* start *
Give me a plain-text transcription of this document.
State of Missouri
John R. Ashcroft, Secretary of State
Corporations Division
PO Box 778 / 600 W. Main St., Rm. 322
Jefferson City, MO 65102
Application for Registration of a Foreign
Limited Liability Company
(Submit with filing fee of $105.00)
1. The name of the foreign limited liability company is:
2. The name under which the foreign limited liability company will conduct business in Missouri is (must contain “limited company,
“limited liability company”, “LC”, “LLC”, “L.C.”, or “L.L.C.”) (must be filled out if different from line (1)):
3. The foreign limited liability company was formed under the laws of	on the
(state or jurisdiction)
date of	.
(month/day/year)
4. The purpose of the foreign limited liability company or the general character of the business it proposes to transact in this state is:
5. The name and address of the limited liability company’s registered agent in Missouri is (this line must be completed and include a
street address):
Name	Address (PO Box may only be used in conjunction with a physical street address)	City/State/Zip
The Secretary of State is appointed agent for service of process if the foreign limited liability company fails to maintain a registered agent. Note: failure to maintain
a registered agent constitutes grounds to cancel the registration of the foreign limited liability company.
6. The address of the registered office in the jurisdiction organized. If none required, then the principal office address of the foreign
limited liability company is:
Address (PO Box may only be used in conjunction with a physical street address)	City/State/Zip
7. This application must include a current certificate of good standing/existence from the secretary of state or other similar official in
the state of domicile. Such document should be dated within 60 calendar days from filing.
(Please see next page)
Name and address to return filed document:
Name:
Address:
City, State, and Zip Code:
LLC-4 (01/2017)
* end *
= What to work on =
The records above should all be quoted exactly, please.

= Output of the task =
Give me a plain-text transcription of this document.
State of Missouri
John R. Ashcroft, Secretary of State
Corporations Division
PO Box 778 / 600 W. Main St., Rm. 322
Jefferson City, MO 65102
Application for Registration of a Foreign
Limited Liability Company
(Submit with filing fee of $105.00)
1. The name of the foreign limited liability company is:
2. The name under which the foreign limited liability company will conduct business in Missouri is (must contain “limited company,
“limited liability company”, “LC”, “LLC”, “L.C.”, or “L.L.C.”) (must be filled out if different from line (1)):
3. The foreign limited liability company was formed under the laws of	on the
(state or jurisdiction)
date of	.
(month/day/year)
4. The purpose of the foreign limited liability company or the general character of the business it proposes to transact in this state is:
5. The name and address of the limited liability company’s registered agent in Missouri is (this line must be completed and include a
street address):
Name	Address (PO Box may only be used in conjunction with a physical street address)	City/State/Zip
The Secretary of State is appointed agent for service of process if the foreign limited liability company fails to maintain a registered agent. Note: failure to maintain
a registered agent constitutes grounds to cancel the registration of the foreign limited liability company.
6. The address of the registered office in the jurisdiction organized. If none required, then the principal office address of the foreign
limited liability company is:
Address (PO Box may only be used in conjunction with a physical street address)	City/State/Zip
7. This application must include a current certificate of good standing/existence from the secretary of state or other similar official in
the state of domicile. Such document should be dated within 60 calendar days from filing.
(Please see next page)
Name and address to return filed document:
Name:
Address:
City, State, and Zip Code:
LLC-4 (01/2017)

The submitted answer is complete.